Exercise goal: Copy the listing below line for line, leaving out the pictures.

Part of a data file:
========================================================================

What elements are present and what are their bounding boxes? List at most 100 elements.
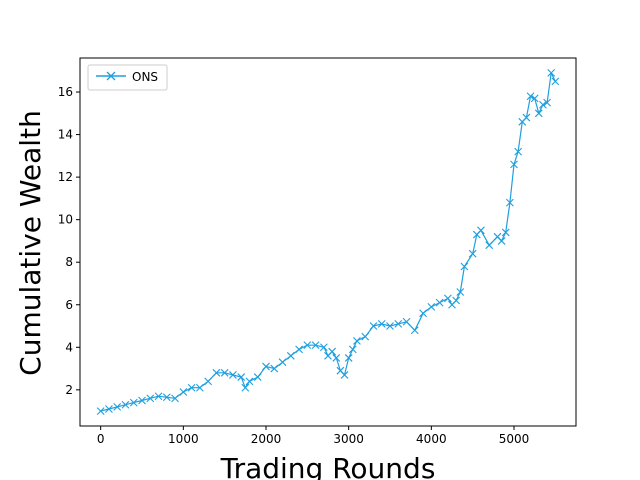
- data-point: [435, 298, 444, 307]
- x-tick-label: 0: [97, 432, 105, 446]
- legend-box: [87, 64, 168, 91]
- data-point-stroke: [212, 368, 221, 377]
- data-point-stroke: [460, 262, 469, 271]
- data-point: [427, 302, 436, 311]
- data-point: [113, 402, 122, 411]
- data-point: [547, 69, 556, 77]
- data-point: [551, 77, 560, 86]
- data-point-stroke: [361, 332, 370, 341]
- data-point-stroke: [220, 368, 229, 377]
- data-point-stroke: [336, 366, 345, 375]
- data-point-stroke: [534, 109, 543, 118]
- data-point: [514, 147, 523, 156]
- data-point: [369, 322, 378, 330]
- data-point: [303, 341, 312, 350]
- data-point: [332, 354, 341, 362]
- data-point-stroke: [526, 92, 535, 101]
- data-point: [530, 94, 539, 103]
- y-tick-label: 14: [58, 128, 73, 142]
- data-point-stroke: [245, 377, 254, 386]
- data-point-stroke: [278, 358, 287, 367]
- data-point: [402, 317, 411, 326]
- data-point: [361, 332, 370, 341]
- data-point: [497, 237, 506, 245]
- data-point-stroke: [505, 198, 514, 207]
- data-point-stroke: [514, 147, 523, 156]
- data-point-stroke: [121, 400, 130, 409]
- data-point-stroke: [369, 322, 378, 330]
- data-point: [105, 405, 113, 413]
- data-point: [179, 388, 188, 396]
- data-point: [237, 373, 246, 381]
- data-point-stroke: [510, 160, 518, 169]
- data-point-stroke: [262, 362, 270, 371]
- data-point-stroke: [171, 394, 179, 403]
- data-point-stroke: [340, 371, 349, 379]
- y-tick-label: 8: [65, 255, 73, 269]
- data-point: [534, 109, 543, 118]
- legend-label-ons: ONS: [132, 70, 158, 84]
- data-point-stroke: [493, 232, 502, 241]
- data-point-stroke: [113, 402, 122, 411]
- data-point: [460, 262, 469, 271]
- data-point: [348, 345, 357, 354]
- data-point: [328, 347, 337, 356]
- data-point-stroke: [410, 326, 419, 335]
- x-tick-label: 4000: [416, 432, 447, 446]
- data-point-stroke: [477, 226, 485, 235]
- data-point: [278, 358, 287, 367]
- data-point-stroke: [394, 320, 403, 328]
- data-point: [171, 394, 179, 403]
- data-point: [129, 398, 138, 407]
- data-point-stroke: [419, 309, 427, 318]
- y-tick-label: 16: [58, 85, 73, 99]
- data-point: [543, 98, 551, 107]
- data-point-stroke: [402, 317, 411, 326]
- x-tick-label: 2000: [251, 432, 282, 446]
- data-point: [505, 198, 514, 207]
- data-point-stroke: [443, 294, 452, 303]
- data-point-stroke: [286, 351, 295, 360]
- data-point: [344, 354, 353, 362]
- data-point: [229, 371, 237, 379]
- data-point: [443, 294, 452, 303]
- data-point-stroke: [551, 77, 560, 86]
- x-tick-label: 3000: [333, 432, 364, 446]
- data-point: [146, 394, 155, 403]
- data-point-stroke: [456, 288, 465, 296]
- data-point: [241, 383, 250, 392]
- data-point-stroke: [138, 396, 146, 405]
- data-point: [526, 92, 535, 101]
- y-tick-label: 4: [65, 340, 73, 354]
- y-tick-label: 6: [65, 298, 73, 312]
- x-axis-title: Trading Rounds: [220, 452, 436, 480]
- data-point-stroke: [386, 322, 394, 330]
- data-point: [187, 383, 196, 392]
- data-point: [121, 400, 130, 409]
- data-point: [212, 368, 221, 377]
- data-point-stroke: [229, 371, 237, 379]
- data-point-stroke: [353, 337, 361, 345]
- data-point: [245, 377, 254, 386]
- data-point-stroke: [187, 383, 196, 392]
- data-point: [377, 320, 386, 328]
- data-point: [510, 160, 518, 169]
- data-point: [485, 241, 494, 250]
- data-point-stroke: [435, 298, 444, 307]
- y-axis-title: Cumulative Wealth: [14, 110, 47, 376]
- data-point: [501, 228, 510, 237]
- data-point-stroke: [522, 113, 531, 122]
- data-point-stroke: [154, 392, 163, 401]
- data-point-stroke: [295, 345, 303, 354]
- data-point-stroke: [377, 320, 386, 328]
- legend: ONS: [87, 64, 168, 91]
- data-point-stroke: [547, 69, 556, 77]
- data-point-stroke: [195, 383, 204, 392]
- data-point-stroke: [311, 341, 320, 350]
- data-point-stroke: [530, 94, 539, 103]
- data-point-stroke: [348, 345, 357, 354]
- data-point-stroke: [328, 347, 337, 356]
- x-tick-label: 1000: [168, 432, 199, 446]
- data-point-stroke: [146, 394, 155, 403]
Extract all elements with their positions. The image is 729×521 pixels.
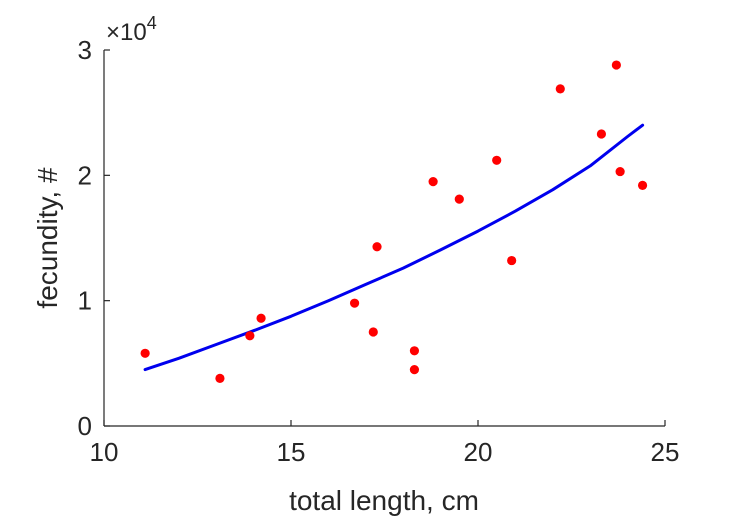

========================================================================

Written reply:
What elements are present and what are their bounding boxes? List at most 100 elements.
- data-point: [435, 298, 444, 307]
- x-tick-label: 0: [97, 432, 105, 446]
- legend-box: [87, 64, 168, 91]
- data-point-stroke: [212, 368, 221, 377]
- data-point-stroke: [460, 262, 469, 271]
- data-point: [427, 302, 436, 311]
- data-point: [113, 402, 122, 411]
- data-point: [547, 69, 556, 77]
- data-point: [551, 77, 560, 86]
- data-point-stroke: [361, 332, 370, 341]
- data-point-stroke: [220, 368, 229, 377]
- data-point-stroke: [336, 366, 345, 375]
- data-point-stroke: [534, 109, 543, 118]
- data-point: [514, 147, 523, 156]
- data-point: [369, 322, 378, 330]
- data-point: [303, 341, 312, 350]
- data-point: [332, 354, 341, 362]
- data-point-stroke: [526, 92, 535, 101]
- data-point: [530, 94, 539, 103]
- y-tick-label: 14: [58, 128, 73, 142]
- data-point-stroke: [245, 377, 254, 386]
- data-point-stroke: [278, 358, 287, 367]
- data-point: [402, 317, 411, 326]
- data-point: [361, 332, 370, 341]
- data-point: [497, 237, 506, 245]
- data-point-stroke: [505, 198, 514, 207]
- data-point-stroke: [514, 147, 523, 156]
- data-point-stroke: [121, 400, 130, 409]
- data-point-stroke: [369, 322, 378, 330]
- data-point: [105, 405, 113, 413]
- data-point: [179, 388, 188, 396]
- data-point: [237, 373, 246, 381]
- data-point-stroke: [510, 160, 518, 169]
- data-point-stroke: [262, 362, 270, 371]
- data-point-stroke: [171, 394, 179, 403]
- data-point-stroke: [340, 371, 349, 379]
- y-tick-label: 8: [65, 255, 73, 269]
- data-point: [534, 109, 543, 118]
- legend-label-ons: ONS: [132, 70, 158, 84]
- data-point-stroke: [493, 232, 502, 241]
- data-point-stroke: [113, 402, 122, 411]
- data-point: [460, 262, 469, 271]
- data-point: [348, 345, 357, 354]
- data-point: [328, 347, 337, 356]
- data-point-stroke: [410, 326, 419, 335]
- x-tick-label: 4000: [416, 432, 447, 446]
- data-point-stroke: [477, 226, 485, 235]
- data-point: [278, 358, 287, 367]
- data-point-stroke: [394, 320, 403, 328]
- data-point: [171, 394, 179, 403]
- data-point: [129, 398, 138, 407]
- data-point-stroke: [419, 309, 427, 318]
- y-tick-label: 16: [58, 85, 73, 99]
- data-point: [543, 98, 551, 107]
- data-point-stroke: [402, 317, 411, 326]
- x-tick-label: 2000: [251, 432, 282, 446]
- data-point: [505, 198, 514, 207]
- data-point-stroke: [443, 294, 452, 303]
- data-point-stroke: [286, 351, 295, 360]
- data-point: [344, 354, 353, 362]
- data-point: [229, 371, 237, 379]
- data-point: [443, 294, 452, 303]
- data-point-stroke: [551, 77, 560, 86]
- x-tick-label: 3000: [333, 432, 364, 446]
- data-point: [146, 394, 155, 403]
- data-point-stroke: [456, 288, 465, 296]
- data-point: [241, 383, 250, 392]
- data-point-stroke: [138, 396, 146, 405]
- data-point: [526, 92, 535, 101]
- y-tick-label: 4: [65, 340, 73, 354]
- y-tick-label: 6: [65, 298, 73, 312]
- x-axis-title: Trading Rounds: [220, 452, 436, 480]
- data-point-stroke: [386, 322, 394, 330]
- data-point: [187, 383, 196, 392]
- data-point: [121, 400, 130, 409]
- data-point: [212, 368, 221, 377]
- data-point-stroke: [229, 371, 237, 379]
- data-point-stroke: [353, 337, 361, 345]
- data-point: [245, 377, 254, 386]
- data-point-stroke: [187, 383, 196, 392]
- data-point: [377, 320, 386, 328]
- data-point: [510, 160, 518, 169]
- data-point: [485, 241, 494, 250]
- data-point-stroke: [435, 298, 444, 307]
- y-axis-title: Cumulative Wealth: [14, 110, 47, 376]
- data-point: [501, 228, 510, 237]
- data-point-stroke: [522, 113, 531, 122]
- data-point-stroke: [154, 392, 163, 401]
- data-point-stroke: [295, 345, 303, 354]
- data-point-stroke: [377, 320, 386, 328]
- legend: ONS: [87, 64, 168, 91]
- data-point-stroke: [547, 69, 556, 77]
- data-point-stroke: [195, 383, 204, 392]
- data-point-stroke: [311, 341, 320, 350]
- data-point-stroke: [530, 94, 539, 103]
- data-point-stroke: [348, 345, 357, 354]
- data-point-stroke: [328, 347, 337, 356]
- x-tick-label: 1000: [168, 432, 199, 446]
- data-point-stroke: [146, 394, 155, 403]
Extract all elements with their positions. The image is 729×521 pixels.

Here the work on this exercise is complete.